* _Set exercise_
Copy the material from its first line through the line containing "What elements are", keeping both of those lines. Omit the pictures.

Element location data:
########

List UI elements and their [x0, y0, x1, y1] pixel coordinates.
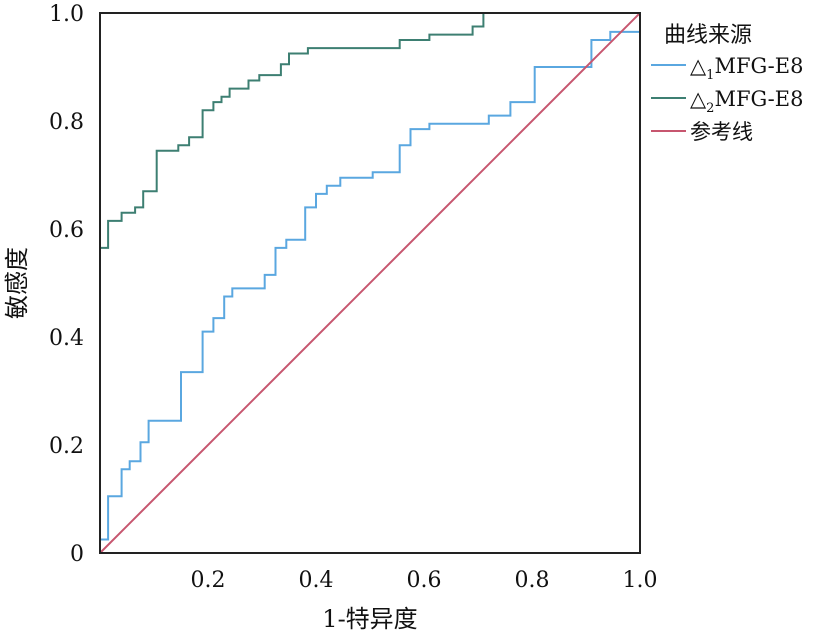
x-tick-label: 0.8: [515, 568, 550, 593]
legend-label: △1MFG-E8: [690, 54, 803, 83]
legend-title: 曲线来源: [664, 23, 752, 48]
y-axis-title: 敏感度: [3, 247, 31, 319]
legend-label: △2MFG-E8: [690, 87, 803, 116]
series-line-2: [100, 12, 640, 249]
x-axis-title: 1-特异度: [322, 605, 417, 633]
x-tick-label: 0.2: [191, 568, 226, 593]
x-tick-label: 1.0: [623, 568, 658, 593]
y-tick-label: 1.0: [49, 2, 84, 27]
series-line-3: [99, 12, 641, 554]
series-line-1: [100, 30, 640, 541]
y-axis-ticks: 0 0.2 0.4 0.6 0.8 1.0: [49, 2, 84, 567]
x-tick-label: 0.6: [407, 568, 442, 593]
y-tick-label: 0.2: [49, 434, 84, 459]
y-tick-label: 0.6: [49, 218, 84, 243]
y-tick-label: 0.4: [49, 326, 84, 351]
legend-label: 参考线: [690, 120, 753, 144]
y-tick-label: 0: [70, 542, 84, 567]
plot-area: [99, 12, 641, 554]
y-tick-label: 0.8: [49, 110, 84, 135]
x-axis-ticks: 0.2 0.4 0.6 0.8 1.0: [191, 568, 658, 593]
plot-frame: [99, 12, 641, 554]
x-tick-label: 0.4: [299, 568, 334, 593]
legend: 曲线来源 △1MFG-E8 △2MFG-E8 参考线: [651, 23, 803, 144]
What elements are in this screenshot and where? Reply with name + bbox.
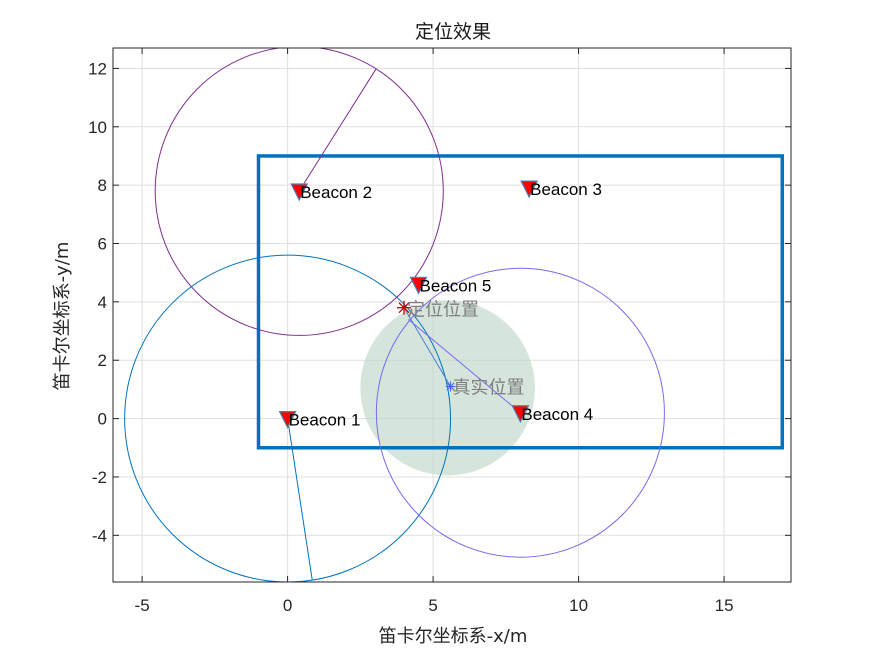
range-radius-line <box>408 318 521 414</box>
y-tick-label: 12 <box>88 59 107 78</box>
beacon-marker <box>409 276 428 295</box>
range-circle <box>154 48 444 336</box>
asterisk-stroke <box>398 302 410 314</box>
asterisk-stroke <box>446 382 455 391</box>
y-tick-label: -4 <box>92 526 107 545</box>
y-tick-label: 10 <box>88 118 107 137</box>
x-tick-label: 0 <box>283 596 292 615</box>
estimated-position-label: 定位位置 <box>407 300 479 321</box>
plot-content <box>124 48 785 582</box>
x-tick-label: 10 <box>569 596 588 615</box>
beacon-label: Beacon 3 <box>530 180 602 199</box>
beacon-label: Beacon 1 <box>289 411 361 430</box>
y-tick-label: 6 <box>98 235 107 254</box>
range-radius-line <box>298 68 377 192</box>
beacon-marker <box>511 405 530 424</box>
x-tick-label: 15 <box>715 596 734 615</box>
beacon-marker <box>520 180 539 199</box>
beacon-label: Beacon 2 <box>300 183 372 202</box>
beacon-label: Beacon 5 <box>420 276 492 295</box>
y-tick-label: 2 <box>98 351 107 370</box>
true-position-label: 真实位置 <box>453 377 525 398</box>
plot-area: Beacon 1 Beacon 2 Beacon 3 Beacon 4 Beacon 5… <box>88 47 792 615</box>
beacon-marker <box>290 183 309 202</box>
range-radius-line <box>287 418 313 581</box>
x-tick-label: -5 <box>135 596 150 615</box>
chart-title: 定位效果 <box>415 21 491 43</box>
y-tick-label: -2 <box>92 468 107 487</box>
y-tick-label: 0 <box>98 410 107 429</box>
axes-box <box>112 47 792 583</box>
range-circle <box>375 267 665 558</box>
true-position-marker <box>445 381 456 392</box>
beacon-label: Beacon 4 <box>521 405 593 424</box>
estimated-position-marker <box>396 300 411 315</box>
error-line <box>403 307 451 387</box>
y-axis-label: 笛卡尔坐标系-y/m <box>52 242 73 391</box>
x-tick-label: 5 <box>428 596 437 615</box>
x-axis-label: 笛卡尔坐标系-x/m <box>379 626 528 647</box>
beacon-marker <box>278 410 297 429</box>
y-tick-label: 4 <box>98 293 107 312</box>
y-tick-label: 8 <box>98 176 107 195</box>
room-boundary <box>256 154 785 450</box>
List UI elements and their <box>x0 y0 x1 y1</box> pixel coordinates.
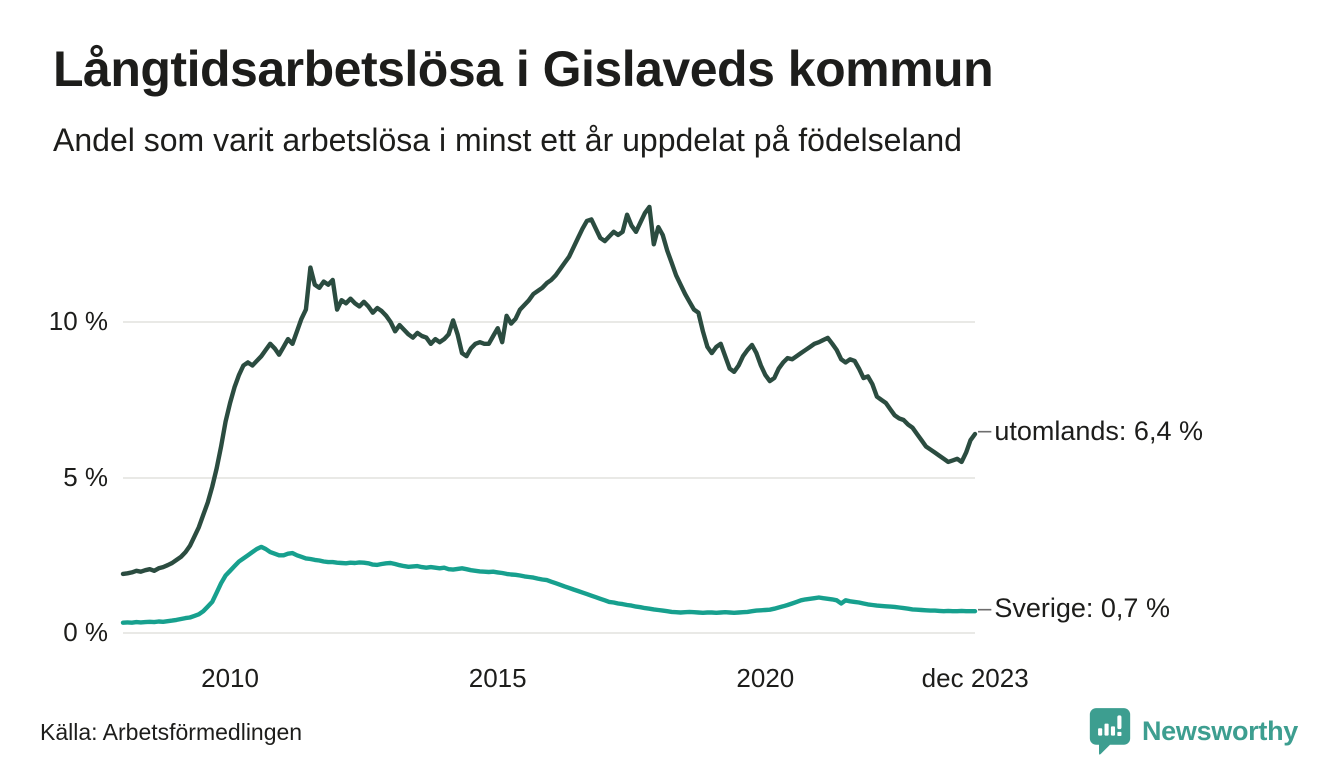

########

* _Problem solution_
List UI elements and their [x0, y0, x1, y1] pixel coordinates.
x-tick-label: 0.8: [515, 568, 550, 593]
legend-label: △1MFG-E8: [690, 54, 803, 83]
legend-title: 曲线来源: [664, 23, 752, 48]
y-axis-title: 敏感度: [3, 247, 31, 319]
legend-label: △2MFG-E8: [690, 87, 803, 116]
series-line-2: [100, 12, 640, 249]
x-axis-title: 1-特异度: [322, 605, 417, 633]
x-tick-label: 0.2: [191, 568, 226, 593]
x-tick-label: 1.0: [623, 568, 658, 593]
y-tick-label: 1.0: [49, 2, 84, 27]
series-line-3: [99, 12, 641, 554]
series-line-1: [100, 30, 640, 541]
y-axis-ticks: 0 0.2 0.4 0.6 0.8 1.0: [49, 2, 84, 567]
x-tick-label: 0.6: [407, 568, 442, 593]
y-tick-label: 0.2: [49, 434, 84, 459]
y-tick-label: 0.6: [49, 218, 84, 243]
y-tick-label: 0.4: [49, 326, 84, 351]
legend-label: 参考线: [690, 120, 753, 144]
y-tick-label: 0: [70, 542, 84, 567]
plot-area: [99, 12, 641, 554]
y-tick-label: 0.8: [49, 110, 84, 135]
x-axis-ticks: 0.2 0.4 0.6 0.8 1.0: [191, 568, 658, 593]
plot-frame: [99, 12, 641, 554]
x-tick-label: 0.4: [299, 568, 334, 593]
legend: 曲线来源 △1MFG-E8 △2MFG-E8 参考线: [651, 23, 803, 144]
What elements are in this screenshot and where? Reply with name + bbox.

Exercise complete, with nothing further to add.